課題内容 | 政見放送についての本文のうち、「とりあえず今回はこれ。これは」から「夜中過ぎまで延々と見てます。」までのすべてを、一字も変えずに書き写すこと。

本文 |
--------------------

政見放送

昔やっていたブログの読者という方から、
「前のブログの面白かった記事がもう一度読みたいんですが、どうにかならないですか?」
というメールを何通か頂きました。前のは閉じちゃって今さら再開もできないんで、せっかくですから再録してみます。
とりあえず今回はこれ。これは動画を集めていて、笑いを堪えるのに苦労した記憶があります。せっかくなので、その後に登場した超新星の動画も追加してあります。よろしかったらどうぞ。




僕は昔から選挙というものが好きで、ここ20年くらい投票は欠かしたことがないです。当日が現場等とバッティングしたときは、期日前投票にもちゃんと行ってるくらいですから。無論開票速報とかも夜中過ぎまで延々と見てます。
そんな僕が選挙に興味を持ったきっかけは、国民の権利からだとかそういう硬い理由では全然なくて、朝によくNHKとかでやってる政見放送が面白かったからです。もちろん既存の政党とかではなくて、泡沫候補が。


今は選挙制度が変わっちゃって、国政選挙ではそういう候補を見ることもできなくなりましたけど、昔は本当にすごかったからですね。基本的にノーカットなんで、朝っぱらからNHKで「東京はソ連のスパイでいっぱいだ!」と叫んだり、「アメリカが隠しているUFOの情報を公開させる」と真面目な顔で言ったり、「酢を飲むことこそが健康によろしい」と力説したりと、それはもう阿鼻叫喚と言うか何と言うか、すごい光景が繰り広げられていたものでした。
今は知事選あたりで時々そういうのが見れますけど、国政選挙はホント面白くなくなりました。こういう変な候補を締め出したことで、日本の政治はさらに堕落したと個人的には思いますけどね(ないない)。
面白い政見放送は今もいくつか見られるので、適当にピックアップしてみます。


まずは『ストリートミュージシャン』(笑)で『ファシスト』(笑)の外山恒一が、2007年東京都知事選に立候補したときの政見放送です。

--------------------

資料抜粋 |

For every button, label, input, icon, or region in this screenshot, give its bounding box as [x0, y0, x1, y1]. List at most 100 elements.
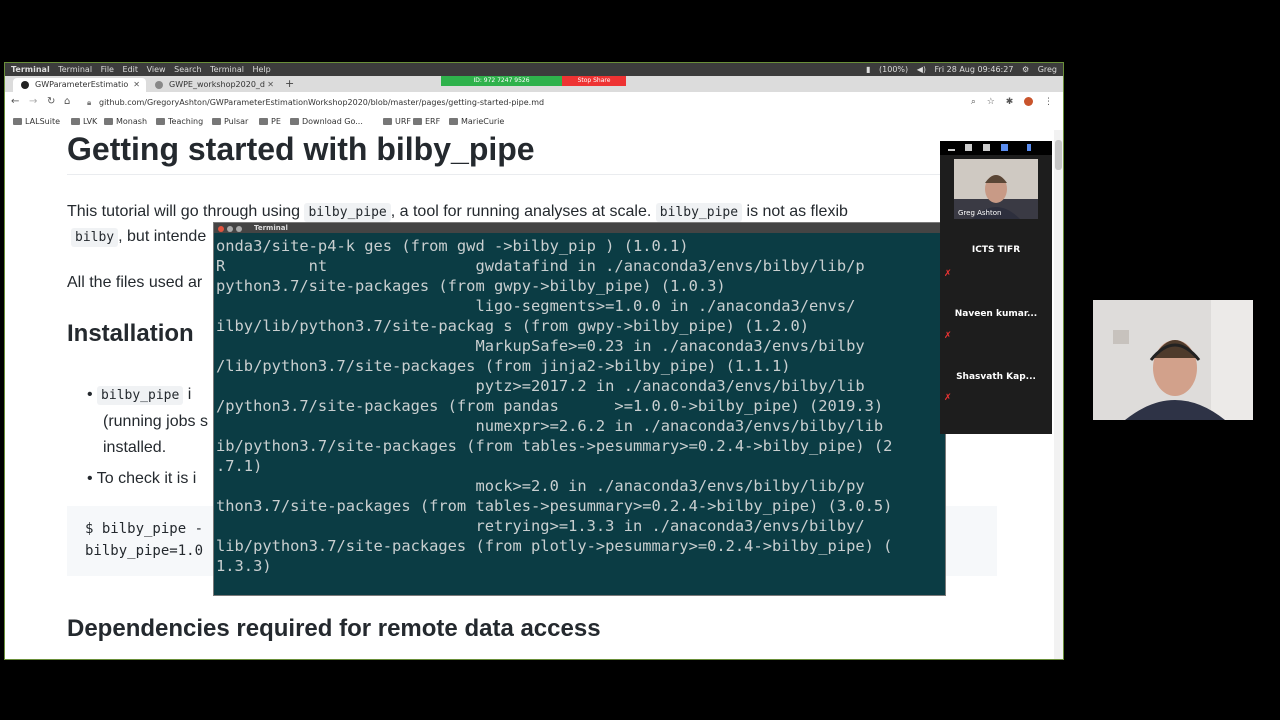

--------------------

正解 |
とりあえず今回はこれ。これは動画を集めていて、笑いを堪えるのに苦労した記憶があります。せっかくなので、その後に登場した超新星の動画も追加してあります。よろしかったらどうぞ。




僕は昔から選挙というものが好きで、ここ20年くらい投票は欠かしたことがないです。当日が現場等とバッティングしたときは、期日前投票にもちゃんと行ってるくらいですから。無論開票速報とかも夜中過ぎまで延々と見てます。